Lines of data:
————————
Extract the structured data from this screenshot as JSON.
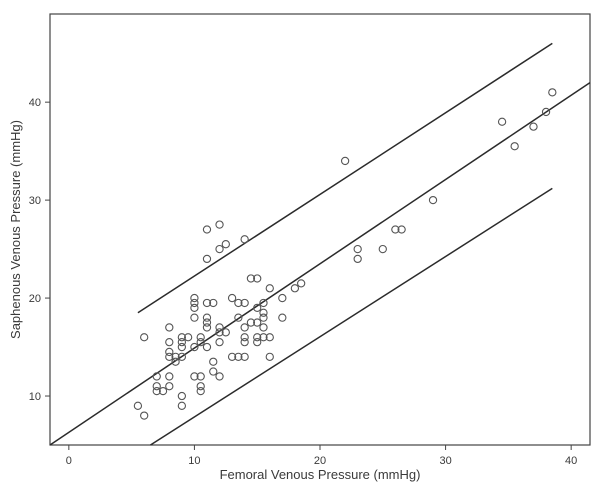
{
  "chart_data": {
    "type": "scatter",
    "title": "",
    "xlabel": "Femoral Venous Pressure (mmHg)",
    "ylabel": "Saphenous Venous Pressure (mmHg)",
    "xlim": [
      -1.5,
      41.5
    ],
    "ylim": [
      5,
      49
    ],
    "xticks": [
      0,
      10,
      20,
      30,
      40
    ],
    "yticks": [
      10,
      20,
      30,
      40
    ],
    "grid": false,
    "colors": {
      "frame": "#444444",
      "points": "#555555",
      "lines": "#2b2b2b"
    },
    "points": [
      [
        5.5,
        9.0
      ],
      [
        6.0,
        8.0
      ],
      [
        6.0,
        16.0
      ],
      [
        7.0,
        12.0
      ],
      [
        7.0,
        11.0
      ],
      [
        7.0,
        10.5
      ],
      [
        7.5,
        10.5
      ],
      [
        8.0,
        17.0
      ],
      [
        8.0,
        15.5
      ],
      [
        8.0,
        14.5
      ],
      [
        8.0,
        14.0
      ],
      [
        8.0,
        12.0
      ],
      [
        8.0,
        11.0
      ],
      [
        8.5,
        14.0
      ],
      [
        8.5,
        13.5
      ],
      [
        9.0,
        16.0
      ],
      [
        9.0,
        15.5
      ],
      [
        9.0,
        15.0
      ],
      [
        9.0,
        14.0
      ],
      [
        9.0,
        10.0
      ],
      [
        9.0,
        9.0
      ],
      [
        9.5,
        16.0
      ],
      [
        10.0,
        20.0
      ],
      [
        10.0,
        19.5
      ],
      [
        10.0,
        19.0
      ],
      [
        10.0,
        18.0
      ],
      [
        10.0,
        15.0
      ],
      [
        10.0,
        12.0
      ],
      [
        10.5,
        16.0
      ],
      [
        10.5,
        15.5
      ],
      [
        10.5,
        12.0
      ],
      [
        10.5,
        11.0
      ],
      [
        10.5,
        10.5
      ],
      [
        11.0,
        27.0
      ],
      [
        11.0,
        24.0
      ],
      [
        11.0,
        19.5
      ],
      [
        11.0,
        18.0
      ],
      [
        11.0,
        17.5
      ],
      [
        11.0,
        17.0
      ],
      [
        11.0,
        15.0
      ],
      [
        11.5,
        19.5
      ],
      [
        11.5,
        13.5
      ],
      [
        11.5,
        12.5
      ],
      [
        12.0,
        27.5
      ],
      [
        12.0,
        25.0
      ],
      [
        12.0,
        17.0
      ],
      [
        12.0,
        16.5
      ],
      [
        12.0,
        15.5
      ],
      [
        12.0,
        12.0
      ],
      [
        12.5,
        25.5
      ],
      [
        12.5,
        16.5
      ],
      [
        13.0,
        20.0
      ],
      [
        13.0,
        14.0
      ],
      [
        13.5,
        19.5
      ],
      [
        13.5,
        18.0
      ],
      [
        13.5,
        14.0
      ],
      [
        14.0,
        26.0
      ],
      [
        14.0,
        19.5
      ],
      [
        14.0,
        17.0
      ],
      [
        14.0,
        16.0
      ],
      [
        14.0,
        15.5
      ],
      [
        14.0,
        14.0
      ],
      [
        14.5,
        22.0
      ],
      [
        14.5,
        17.5
      ],
      [
        15.0,
        22.0
      ],
      [
        15.0,
        19.0
      ],
      [
        15.0,
        17.5
      ],
      [
        15.0,
        16.0
      ],
      [
        15.0,
        15.5
      ],
      [
        15.5,
        19.5
      ],
      [
        15.5,
        18.5
      ],
      [
        15.5,
        18.0
      ],
      [
        15.5,
        17.0
      ],
      [
        15.5,
        16.0
      ],
      [
        16.0,
        21.0
      ],
      [
        16.0,
        16.0
      ],
      [
        16.0,
        14.0
      ],
      [
        17.0,
        20.0
      ],
      [
        17.0,
        18.0
      ],
      [
        18.0,
        21.0
      ],
      [
        18.5,
        21.5
      ],
      [
        22.0,
        34.0
      ],
      [
        23.0,
        25.0
      ],
      [
        23.0,
        24.0
      ],
      [
        25.0,
        25.0
      ],
      [
        26.0,
        27.0
      ],
      [
        26.5,
        27.0
      ],
      [
        29.0,
        30.0
      ],
      [
        34.5,
        38.0
      ],
      [
        35.5,
        35.5
      ],
      [
        37.0,
        37.5
      ],
      [
        38.0,
        39.0
      ],
      [
        38.5,
        41.0
      ]
    ],
    "reference_lines": [
      {
        "x": [
          -1.5,
          41.5
        ],
        "y": [
          5.0,
          42.0
        ]
      },
      {
        "x": [
          5.5,
          38.5
        ],
        "y": [
          18.5,
          46.0
        ]
      },
      {
        "x": [
          6.5,
          38.5
        ],
        "y": [
          5.0,
          31.2
        ]
      }
    ]
  }
}
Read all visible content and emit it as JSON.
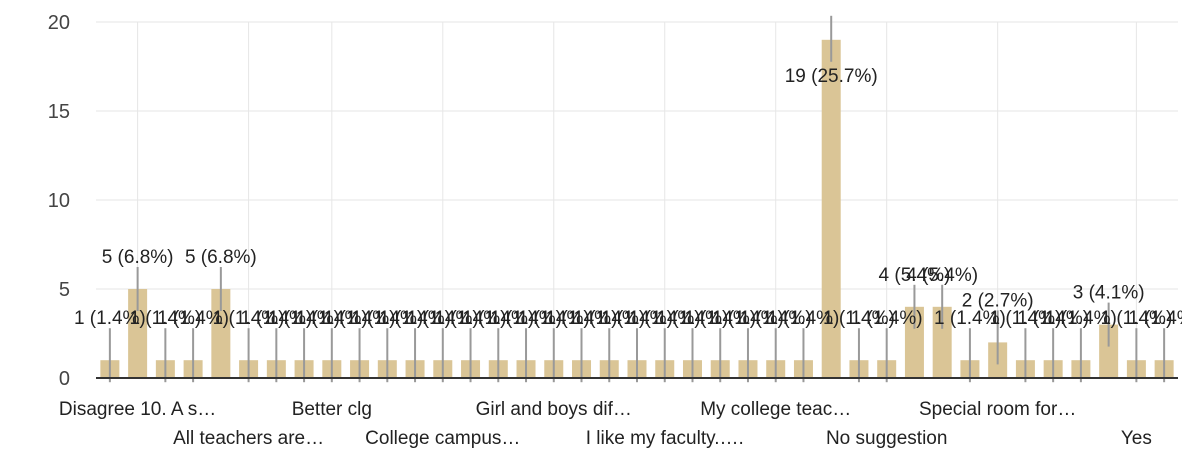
{
  "colors": {
    "bar": "#dac596",
    "grid": "#e6e6e6",
    "axis": "#333333",
    "leader": "#999999"
  },
  "chart_data": {
    "type": "bar",
    "title": "",
    "xlabel": "",
    "ylabel": "",
    "ylim": [
      0,
      20
    ],
    "yticks": [
      0,
      5,
      10,
      15,
      20
    ],
    "grid": true,
    "legend": "none",
    "values": [
      1,
      5,
      1,
      1,
      5,
      1,
      1,
      1,
      1,
      1,
      1,
      1,
      1,
      1,
      1,
      1,
      1,
      1,
      1,
      1,
      1,
      1,
      1,
      1,
      1,
      1,
      19,
      1,
      1,
      4,
      4,
      1,
      2,
      1,
      1,
      1,
      3,
      1,
      1
    ],
    "data_labels": [
      "1 (1.4%)",
      "5 (6.8%)",
      "1 (1.4%)",
      "1 (1.4%)",
      "5 (6.8%)",
      "1 (1.4%)",
      "1 (1.4%)",
      "1 (1.4%)",
      "1 (1.4%)",
      "1 (1.4%)",
      "1 (1.4%)",
      "1 (1.4%)",
      "1 (1.4%)",
      "1 (1.4%)",
      "1 (1.4%)",
      "1 (1.4%)",
      "1 (1.4%)",
      "1 (1.4%)",
      "1 (1.4%)",
      "1 (1.4%)",
      "1 (1.4%)",
      "1 (1.4%)",
      "1 (1.4%)",
      "1 (1.4%)",
      "1 (1.4%)",
      "1 (1.4%)",
      "19 (25.7%)",
      "1 (1.4%)",
      "1 (1.4%)",
      "4 (5.4%)",
      "4 (5.4%)",
      "1 (1.4%)",
      "2 (2.7%)",
      "1 (1.4%)",
      "1 (1.4%)",
      "1 (1.4%)",
      "3 (4.1%)",
      "1 (1.4%)",
      "1 (1.4%)"
    ],
    "category_labels": [
      {
        "index": 1,
        "row": 1,
        "text": "Disagree 10. A s…"
      },
      {
        "index": 5,
        "row": 2,
        "text": "All teachers are…"
      },
      {
        "index": 8,
        "row": 1,
        "text": "Better clg"
      },
      {
        "index": 12,
        "row": 2,
        "text": "College campus…"
      },
      {
        "index": 16,
        "row": 1,
        "text": "Girl and boys dif…"
      },
      {
        "index": 20,
        "row": 2,
        "text": "I like my faculty.…."
      },
      {
        "index": 24,
        "row": 1,
        "text": "My college teac…"
      },
      {
        "index": 28,
        "row": 2,
        "text": "No suggestion"
      },
      {
        "index": 32,
        "row": 1,
        "text": "Special room for…"
      },
      {
        "index": 37,
        "row": 2,
        "text": "Yes"
      }
    ]
  }
}
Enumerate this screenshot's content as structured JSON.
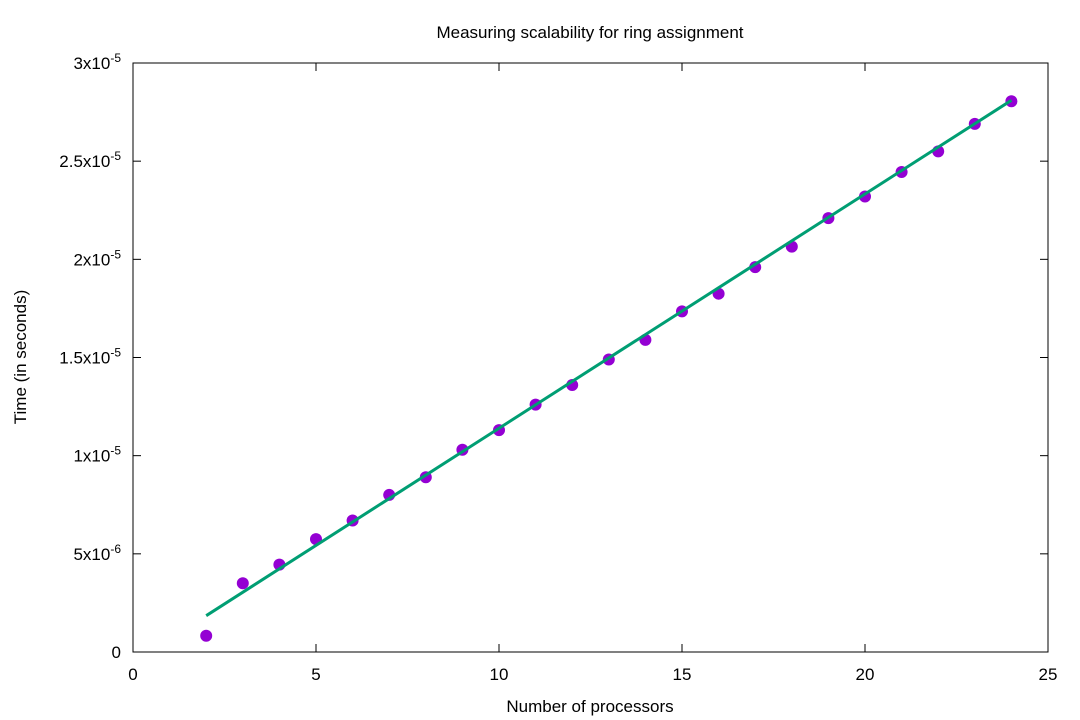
————————
What is being asked:
Copy each line of the preceding data that contains the string "JSON".

The answer:
Extract the structured data from this screenshot as JSON.
Read all visible content and emit it as JSON.
Enumerate this screenshot's content as structured JSON.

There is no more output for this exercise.